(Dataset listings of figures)
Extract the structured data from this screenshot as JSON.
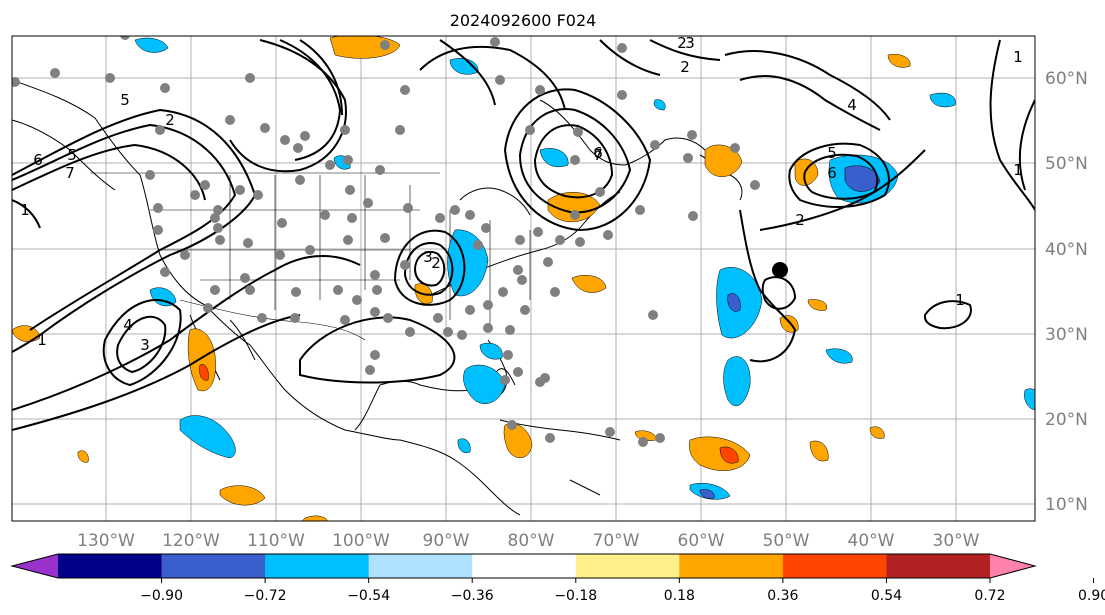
{
  "figure": {
    "title": "2024092600 F024"
  },
  "map": {
    "lon_ticks": [
      "130°W",
      "120°W",
      "110°W",
      "100°W",
      "90°W",
      "80°W",
      "70°W",
      "60°W",
      "50°W",
      "40°W",
      "30°W"
    ],
    "lat_ticks": [
      "60°N",
      "50°N",
      "40°N",
      "30°N",
      "20°N",
      "10°N"
    ],
    "contour_labels": [
      "2",
      "2",
      "3",
      "6",
      "5",
      "7",
      "1",
      "1",
      "4",
      "3",
      "5",
      "2",
      "7",
      "6",
      "3",
      "2",
      "4",
      "5",
      "6",
      "2",
      "1",
      "1",
      "1"
    ]
  },
  "colorbar": {
    "ticks": [
      "−0.90",
      "−0.72",
      "−0.54",
      "−0.36",
      "−0.18",
      "0.18",
      "0.36",
      "0.54",
      "0.72",
      "0.90"
    ],
    "colors": [
      "#9932cc",
      "#00008b",
      "#3a5fcd",
      "#00bfff",
      "#b0e2ff",
      "#ffffff",
      "#fff08a",
      "#ffa500",
      "#ff4500",
      "#b22222",
      "#ff82ab"
    ]
  }
}
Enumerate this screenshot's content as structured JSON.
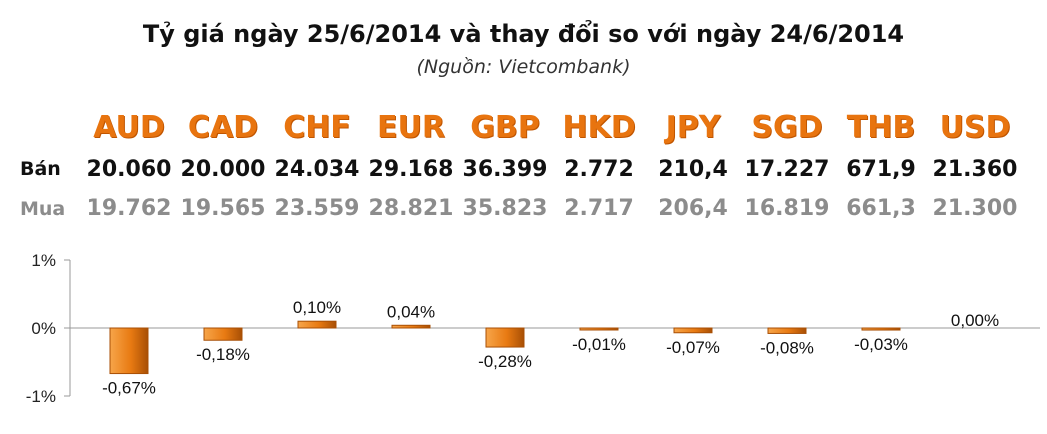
{
  "title": "Tỷ giá ngày 25/6/2014 và thay đổi so với ngày 24/6/2014",
  "source": "(Nguồn: Vietcombank)",
  "rows": {
    "sell_label": "Bán",
    "buy_label": "Mua"
  },
  "colors": {
    "bar": "#e87a12",
    "bar_dark": "#a84f05",
    "bar_light": "#f7a54a",
    "currency": "#e8740f"
  },
  "chart_data": {
    "type": "bar",
    "categories": [
      "AUD",
      "CAD",
      "CHF",
      "EUR",
      "GBP",
      "HKD",
      "JPY",
      "SGD",
      "THB",
      "USD"
    ],
    "sell": [
      "20.060",
      "20.000",
      "24.034",
      "29.168",
      "36.399",
      "2.772",
      "210,4",
      "17.227",
      "671,9",
      "21.360"
    ],
    "buy": [
      "19.762",
      "19.565",
      "23.559",
      "28.821",
      "35.823",
      "2.717",
      "206,4",
      "16.819",
      "661,3",
      "21.300"
    ],
    "values": [
      -0.67,
      -0.18,
      0.1,
      0.04,
      -0.28,
      -0.01,
      -0.07,
      -0.08,
      -0.03,
      0.0
    ],
    "value_labels": [
      "-0,67%",
      "-0,18%",
      "0,10%",
      "0,04%",
      "-0,28%",
      "-0,01%",
      "-0,07%",
      "-0,08%",
      "-0,03%",
      "0,00%"
    ],
    "ylim": [
      -1,
      1
    ],
    "yticks": [
      1,
      0,
      -1
    ],
    "ytick_labels": [
      "1%",
      "0%",
      "-1%"
    ],
    "xlabel": "",
    "ylabel": "",
    "grid": false
  }
}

**What is asked**
In your copy, repeat each record exactly and include no pictures.

**The output**
Extract the structured data from this screenshot as JSON.
{
  "figure": {
    "title": "2024092600 F024"
  },
  "map": {
    "lon_ticks": [
      "130°W",
      "120°W",
      "110°W",
      "100°W",
      "90°W",
      "80°W",
      "70°W",
      "60°W",
      "50°W",
      "40°W",
      "30°W"
    ],
    "lat_ticks": [
      "60°N",
      "50°N",
      "40°N",
      "30°N",
      "20°N",
      "10°N"
    ],
    "contour_labels": [
      "2",
      "2",
      "3",
      "6",
      "5",
      "7",
      "1",
      "1",
      "4",
      "3",
      "5",
      "2",
      "7",
      "6",
      "3",
      "2",
      "4",
      "5",
      "6",
      "2",
      "1",
      "1",
      "1"
    ]
  },
  "colorbar": {
    "ticks": [
      "−0.90",
      "−0.72",
      "−0.54",
      "−0.36",
      "−0.18",
      "0.18",
      "0.36",
      "0.54",
      "0.72",
      "0.90"
    ],
    "colors": [
      "#9932cc",
      "#00008b",
      "#3a5fcd",
      "#00bfff",
      "#b0e2ff",
      "#ffffff",
      "#fff08a",
      "#ffa500",
      "#ff4500",
      "#b22222",
      "#ff82ab"
    ]
  }
}
Enumerate this screenshot's content as structured JSON.
{
  "title": "Tỷ giá ngày 25/6/2014 và thay đổi so với ngày 24/6/2014",
  "source": "(Nguồn: Vietcombank)",
  "rows": {
    "sell_label": "Bán",
    "buy_label": "Mua"
  },
  "colors": {
    "bar": "#e87a12",
    "bar_dark": "#a84f05",
    "bar_light": "#f7a54a",
    "currency": "#e8740f"
  },
  "chart_data": {
    "type": "bar",
    "categories": [
      "AUD",
      "CAD",
      "CHF",
      "EUR",
      "GBP",
      "HKD",
      "JPY",
      "SGD",
      "THB",
      "USD"
    ],
    "sell": [
      "20.060",
      "20.000",
      "24.034",
      "29.168",
      "36.399",
      "2.772",
      "210,4",
      "17.227",
      "671,9",
      "21.360"
    ],
    "buy": [
      "19.762",
      "19.565",
      "23.559",
      "28.821",
      "35.823",
      "2.717",
      "206,4",
      "16.819",
      "661,3",
      "21.300"
    ],
    "values": [
      -0.67,
      -0.18,
      0.1,
      0.04,
      -0.28,
      -0.01,
      -0.07,
      -0.08,
      -0.03,
      0.0
    ],
    "value_labels": [
      "-0,67%",
      "-0,18%",
      "0,10%",
      "0,04%",
      "-0,28%",
      "-0,01%",
      "-0,07%",
      "-0,08%",
      "-0,03%",
      "0,00%"
    ],
    "ylim": [
      -1,
      1
    ],
    "yticks": [
      1,
      0,
      -1
    ],
    "ytick_labels": [
      "1%",
      "0%",
      "-1%"
    ],
    "xlabel": "",
    "ylabel": "",
    "grid": false
  }
}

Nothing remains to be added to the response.